▶ _Required work_
In the entries below, how many lines hold the string "ADAM"? Give only the number.

▶ _Dataset records_
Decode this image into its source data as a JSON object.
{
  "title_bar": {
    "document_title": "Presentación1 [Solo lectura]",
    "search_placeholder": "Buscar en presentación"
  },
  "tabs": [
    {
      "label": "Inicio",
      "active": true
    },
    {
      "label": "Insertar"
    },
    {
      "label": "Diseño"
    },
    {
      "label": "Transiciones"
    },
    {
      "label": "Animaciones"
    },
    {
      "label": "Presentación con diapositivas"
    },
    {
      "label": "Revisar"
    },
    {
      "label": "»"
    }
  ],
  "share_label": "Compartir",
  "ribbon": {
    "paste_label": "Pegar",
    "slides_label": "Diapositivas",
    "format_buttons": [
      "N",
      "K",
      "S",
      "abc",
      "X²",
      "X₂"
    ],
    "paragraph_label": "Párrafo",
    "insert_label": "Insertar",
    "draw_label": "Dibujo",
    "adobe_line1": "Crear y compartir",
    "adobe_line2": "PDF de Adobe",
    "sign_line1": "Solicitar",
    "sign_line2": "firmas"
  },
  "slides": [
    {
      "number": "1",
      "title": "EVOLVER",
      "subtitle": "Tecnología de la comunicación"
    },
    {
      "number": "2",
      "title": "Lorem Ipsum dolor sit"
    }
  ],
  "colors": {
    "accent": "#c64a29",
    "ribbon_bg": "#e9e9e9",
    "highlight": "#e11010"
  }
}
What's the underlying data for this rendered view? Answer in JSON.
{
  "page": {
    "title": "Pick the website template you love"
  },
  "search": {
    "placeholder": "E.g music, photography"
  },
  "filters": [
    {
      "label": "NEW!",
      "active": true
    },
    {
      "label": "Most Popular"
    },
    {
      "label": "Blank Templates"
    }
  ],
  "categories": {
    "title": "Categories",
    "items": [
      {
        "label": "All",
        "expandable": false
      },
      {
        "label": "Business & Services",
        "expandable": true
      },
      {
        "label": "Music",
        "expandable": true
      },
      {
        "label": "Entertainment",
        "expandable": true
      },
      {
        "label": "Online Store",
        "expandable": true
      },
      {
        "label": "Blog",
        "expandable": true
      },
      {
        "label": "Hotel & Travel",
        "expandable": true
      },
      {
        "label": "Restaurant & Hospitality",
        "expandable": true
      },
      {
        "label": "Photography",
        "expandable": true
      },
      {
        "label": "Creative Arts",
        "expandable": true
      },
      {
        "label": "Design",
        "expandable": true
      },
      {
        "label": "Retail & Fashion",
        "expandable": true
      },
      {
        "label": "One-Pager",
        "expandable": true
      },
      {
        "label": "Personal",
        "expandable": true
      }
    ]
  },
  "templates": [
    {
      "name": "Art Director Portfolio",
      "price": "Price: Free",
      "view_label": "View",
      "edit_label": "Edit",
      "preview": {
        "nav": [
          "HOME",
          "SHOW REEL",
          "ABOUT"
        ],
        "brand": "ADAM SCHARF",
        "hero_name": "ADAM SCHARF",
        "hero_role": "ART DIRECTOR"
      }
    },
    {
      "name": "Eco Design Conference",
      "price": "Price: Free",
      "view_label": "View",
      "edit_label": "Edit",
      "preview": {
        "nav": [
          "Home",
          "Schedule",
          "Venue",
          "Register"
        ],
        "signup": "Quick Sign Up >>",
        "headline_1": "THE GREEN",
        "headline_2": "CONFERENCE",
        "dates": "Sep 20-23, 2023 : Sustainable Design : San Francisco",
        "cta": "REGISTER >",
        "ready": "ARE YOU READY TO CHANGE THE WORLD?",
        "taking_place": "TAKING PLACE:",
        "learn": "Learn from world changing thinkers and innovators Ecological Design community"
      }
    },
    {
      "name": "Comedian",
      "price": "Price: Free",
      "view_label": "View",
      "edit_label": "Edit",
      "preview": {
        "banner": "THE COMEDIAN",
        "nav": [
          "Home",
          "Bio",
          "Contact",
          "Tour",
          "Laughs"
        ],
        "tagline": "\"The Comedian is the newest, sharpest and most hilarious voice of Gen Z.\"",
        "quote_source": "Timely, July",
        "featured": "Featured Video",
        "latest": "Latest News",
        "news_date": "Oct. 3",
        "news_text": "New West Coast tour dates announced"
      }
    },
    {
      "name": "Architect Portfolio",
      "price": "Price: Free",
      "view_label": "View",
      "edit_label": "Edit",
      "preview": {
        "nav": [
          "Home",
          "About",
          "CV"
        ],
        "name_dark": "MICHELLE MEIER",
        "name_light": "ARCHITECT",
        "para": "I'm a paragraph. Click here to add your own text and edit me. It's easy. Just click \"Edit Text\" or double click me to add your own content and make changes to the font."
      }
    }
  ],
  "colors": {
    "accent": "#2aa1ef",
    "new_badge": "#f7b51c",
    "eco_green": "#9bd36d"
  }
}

▶ _The output_
2